*** Opening Available data ***
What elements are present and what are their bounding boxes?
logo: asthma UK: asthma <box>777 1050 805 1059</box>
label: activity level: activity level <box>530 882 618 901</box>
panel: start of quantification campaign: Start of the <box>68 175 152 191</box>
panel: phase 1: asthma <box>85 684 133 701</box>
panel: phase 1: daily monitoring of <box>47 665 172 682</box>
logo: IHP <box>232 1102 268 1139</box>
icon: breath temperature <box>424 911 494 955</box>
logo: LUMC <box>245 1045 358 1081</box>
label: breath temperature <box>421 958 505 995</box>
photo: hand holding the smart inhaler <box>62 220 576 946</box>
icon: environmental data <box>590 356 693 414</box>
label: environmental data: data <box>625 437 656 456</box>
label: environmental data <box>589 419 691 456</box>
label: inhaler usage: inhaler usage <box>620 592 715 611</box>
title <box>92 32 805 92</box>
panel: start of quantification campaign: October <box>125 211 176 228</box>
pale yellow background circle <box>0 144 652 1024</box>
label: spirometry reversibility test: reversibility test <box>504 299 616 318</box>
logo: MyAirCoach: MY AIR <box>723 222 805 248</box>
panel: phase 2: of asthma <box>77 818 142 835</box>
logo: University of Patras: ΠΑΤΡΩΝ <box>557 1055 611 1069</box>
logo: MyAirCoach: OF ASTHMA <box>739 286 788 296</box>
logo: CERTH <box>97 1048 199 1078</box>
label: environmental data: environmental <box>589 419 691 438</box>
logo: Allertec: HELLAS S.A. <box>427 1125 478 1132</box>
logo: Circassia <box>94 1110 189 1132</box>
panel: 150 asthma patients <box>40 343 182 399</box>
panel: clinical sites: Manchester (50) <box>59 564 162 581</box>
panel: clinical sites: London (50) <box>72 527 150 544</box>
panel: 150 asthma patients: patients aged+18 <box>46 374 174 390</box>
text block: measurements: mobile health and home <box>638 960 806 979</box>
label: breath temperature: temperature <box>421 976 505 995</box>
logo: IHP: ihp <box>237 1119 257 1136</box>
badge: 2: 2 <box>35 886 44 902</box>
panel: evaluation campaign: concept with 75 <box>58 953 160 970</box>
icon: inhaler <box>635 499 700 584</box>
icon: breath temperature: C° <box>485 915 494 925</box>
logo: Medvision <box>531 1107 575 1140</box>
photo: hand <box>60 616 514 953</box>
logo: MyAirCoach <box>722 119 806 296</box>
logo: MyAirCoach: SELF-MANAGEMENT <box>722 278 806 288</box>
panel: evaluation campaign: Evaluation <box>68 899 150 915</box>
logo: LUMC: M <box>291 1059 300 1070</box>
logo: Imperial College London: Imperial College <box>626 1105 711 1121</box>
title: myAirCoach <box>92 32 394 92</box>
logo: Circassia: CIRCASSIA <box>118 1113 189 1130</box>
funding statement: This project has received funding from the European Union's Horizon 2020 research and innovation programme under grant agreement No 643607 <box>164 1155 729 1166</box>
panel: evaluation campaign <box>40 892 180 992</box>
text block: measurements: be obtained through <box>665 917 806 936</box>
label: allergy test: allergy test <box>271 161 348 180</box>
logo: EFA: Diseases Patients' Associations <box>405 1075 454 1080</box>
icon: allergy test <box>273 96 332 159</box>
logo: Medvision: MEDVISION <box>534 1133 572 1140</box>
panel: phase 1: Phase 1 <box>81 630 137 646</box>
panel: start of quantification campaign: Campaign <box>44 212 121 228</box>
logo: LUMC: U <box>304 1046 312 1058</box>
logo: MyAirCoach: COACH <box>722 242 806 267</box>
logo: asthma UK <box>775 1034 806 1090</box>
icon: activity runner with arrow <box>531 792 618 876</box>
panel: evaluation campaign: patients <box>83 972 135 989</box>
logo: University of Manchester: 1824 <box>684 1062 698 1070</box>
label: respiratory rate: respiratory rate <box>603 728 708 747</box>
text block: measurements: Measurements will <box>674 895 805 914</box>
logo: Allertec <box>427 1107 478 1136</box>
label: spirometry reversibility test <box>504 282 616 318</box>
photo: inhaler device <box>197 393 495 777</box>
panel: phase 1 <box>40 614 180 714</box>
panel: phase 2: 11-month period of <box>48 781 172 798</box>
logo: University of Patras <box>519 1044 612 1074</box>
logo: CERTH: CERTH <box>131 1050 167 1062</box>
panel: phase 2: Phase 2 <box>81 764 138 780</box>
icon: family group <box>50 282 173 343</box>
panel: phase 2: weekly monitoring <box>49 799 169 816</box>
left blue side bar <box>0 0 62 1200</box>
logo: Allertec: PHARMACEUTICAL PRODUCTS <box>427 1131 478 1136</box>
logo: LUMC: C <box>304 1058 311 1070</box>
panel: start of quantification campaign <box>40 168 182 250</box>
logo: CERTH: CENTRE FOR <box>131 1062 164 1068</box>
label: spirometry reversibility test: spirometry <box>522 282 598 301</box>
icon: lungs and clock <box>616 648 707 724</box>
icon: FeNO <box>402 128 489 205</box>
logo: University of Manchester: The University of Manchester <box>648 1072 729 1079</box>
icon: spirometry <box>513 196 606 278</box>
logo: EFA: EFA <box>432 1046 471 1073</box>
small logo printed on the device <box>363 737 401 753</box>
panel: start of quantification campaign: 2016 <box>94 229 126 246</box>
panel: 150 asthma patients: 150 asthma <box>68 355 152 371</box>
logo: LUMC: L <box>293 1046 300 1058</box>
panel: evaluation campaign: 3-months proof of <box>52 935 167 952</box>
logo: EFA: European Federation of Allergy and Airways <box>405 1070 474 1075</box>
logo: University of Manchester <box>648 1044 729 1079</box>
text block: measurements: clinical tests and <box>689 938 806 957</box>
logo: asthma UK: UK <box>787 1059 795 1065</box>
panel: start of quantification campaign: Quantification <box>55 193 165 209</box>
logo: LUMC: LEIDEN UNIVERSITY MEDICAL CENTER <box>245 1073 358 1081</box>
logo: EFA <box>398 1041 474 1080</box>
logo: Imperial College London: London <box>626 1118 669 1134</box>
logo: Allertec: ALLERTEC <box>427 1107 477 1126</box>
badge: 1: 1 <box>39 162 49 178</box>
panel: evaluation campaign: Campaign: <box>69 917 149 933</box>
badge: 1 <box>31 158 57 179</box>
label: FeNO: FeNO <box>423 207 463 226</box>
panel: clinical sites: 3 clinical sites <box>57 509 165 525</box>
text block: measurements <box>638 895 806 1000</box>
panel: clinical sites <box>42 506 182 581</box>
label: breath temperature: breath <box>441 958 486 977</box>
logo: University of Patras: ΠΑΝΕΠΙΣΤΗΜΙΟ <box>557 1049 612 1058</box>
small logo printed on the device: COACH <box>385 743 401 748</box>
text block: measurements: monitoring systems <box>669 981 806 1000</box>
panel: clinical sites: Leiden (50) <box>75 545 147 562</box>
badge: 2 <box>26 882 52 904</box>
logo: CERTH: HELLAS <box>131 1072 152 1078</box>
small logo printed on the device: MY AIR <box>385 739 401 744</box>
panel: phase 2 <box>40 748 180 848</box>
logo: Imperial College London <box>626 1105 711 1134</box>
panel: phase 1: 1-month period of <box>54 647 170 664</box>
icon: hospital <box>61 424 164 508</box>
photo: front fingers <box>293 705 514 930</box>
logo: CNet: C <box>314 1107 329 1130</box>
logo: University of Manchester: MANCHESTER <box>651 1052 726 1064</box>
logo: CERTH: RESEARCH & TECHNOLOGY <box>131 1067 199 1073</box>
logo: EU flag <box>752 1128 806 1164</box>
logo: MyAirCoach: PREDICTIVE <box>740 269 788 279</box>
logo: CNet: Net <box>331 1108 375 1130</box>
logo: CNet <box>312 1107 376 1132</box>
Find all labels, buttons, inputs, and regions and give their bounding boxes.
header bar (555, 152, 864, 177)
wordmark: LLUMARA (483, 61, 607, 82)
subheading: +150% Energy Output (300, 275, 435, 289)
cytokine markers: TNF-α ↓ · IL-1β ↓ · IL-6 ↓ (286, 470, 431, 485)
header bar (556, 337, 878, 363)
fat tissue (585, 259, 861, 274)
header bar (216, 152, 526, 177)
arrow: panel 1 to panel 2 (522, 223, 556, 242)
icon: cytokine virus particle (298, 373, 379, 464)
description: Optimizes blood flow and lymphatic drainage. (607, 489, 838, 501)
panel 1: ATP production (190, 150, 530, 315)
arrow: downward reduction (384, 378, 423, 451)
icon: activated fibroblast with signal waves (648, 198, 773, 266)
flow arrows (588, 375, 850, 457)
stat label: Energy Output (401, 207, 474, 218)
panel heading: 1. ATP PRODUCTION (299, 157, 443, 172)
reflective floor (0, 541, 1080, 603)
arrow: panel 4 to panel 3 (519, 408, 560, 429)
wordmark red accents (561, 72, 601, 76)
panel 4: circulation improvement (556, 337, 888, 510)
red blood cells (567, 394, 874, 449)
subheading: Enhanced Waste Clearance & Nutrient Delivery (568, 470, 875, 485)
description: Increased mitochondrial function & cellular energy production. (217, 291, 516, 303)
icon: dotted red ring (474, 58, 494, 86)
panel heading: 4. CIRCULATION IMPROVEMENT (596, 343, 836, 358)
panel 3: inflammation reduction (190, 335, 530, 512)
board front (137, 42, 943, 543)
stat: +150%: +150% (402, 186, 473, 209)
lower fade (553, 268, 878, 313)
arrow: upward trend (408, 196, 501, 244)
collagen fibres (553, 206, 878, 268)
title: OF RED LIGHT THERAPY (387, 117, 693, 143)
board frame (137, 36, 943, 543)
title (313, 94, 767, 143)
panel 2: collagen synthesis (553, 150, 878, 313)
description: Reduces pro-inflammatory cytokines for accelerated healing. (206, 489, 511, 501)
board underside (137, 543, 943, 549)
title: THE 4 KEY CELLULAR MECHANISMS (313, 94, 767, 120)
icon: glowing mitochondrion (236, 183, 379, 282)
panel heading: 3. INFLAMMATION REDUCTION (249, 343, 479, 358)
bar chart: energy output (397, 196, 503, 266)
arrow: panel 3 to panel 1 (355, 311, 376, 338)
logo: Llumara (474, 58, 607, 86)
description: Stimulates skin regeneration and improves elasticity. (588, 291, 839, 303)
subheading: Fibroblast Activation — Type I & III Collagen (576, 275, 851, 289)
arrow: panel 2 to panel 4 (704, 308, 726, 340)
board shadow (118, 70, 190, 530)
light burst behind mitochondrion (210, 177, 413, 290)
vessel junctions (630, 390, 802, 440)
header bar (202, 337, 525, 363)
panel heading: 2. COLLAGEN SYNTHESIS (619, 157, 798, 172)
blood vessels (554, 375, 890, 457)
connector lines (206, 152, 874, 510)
*** Closing Available data ***
*Exercise:* Search the records for the string "activity" and return every line in which it occurs.

*Result of the exercise:*
label: activity level: activity level <box>530 882 618 901</box>
icon: activity runner with arrow <box>531 792 618 876</box>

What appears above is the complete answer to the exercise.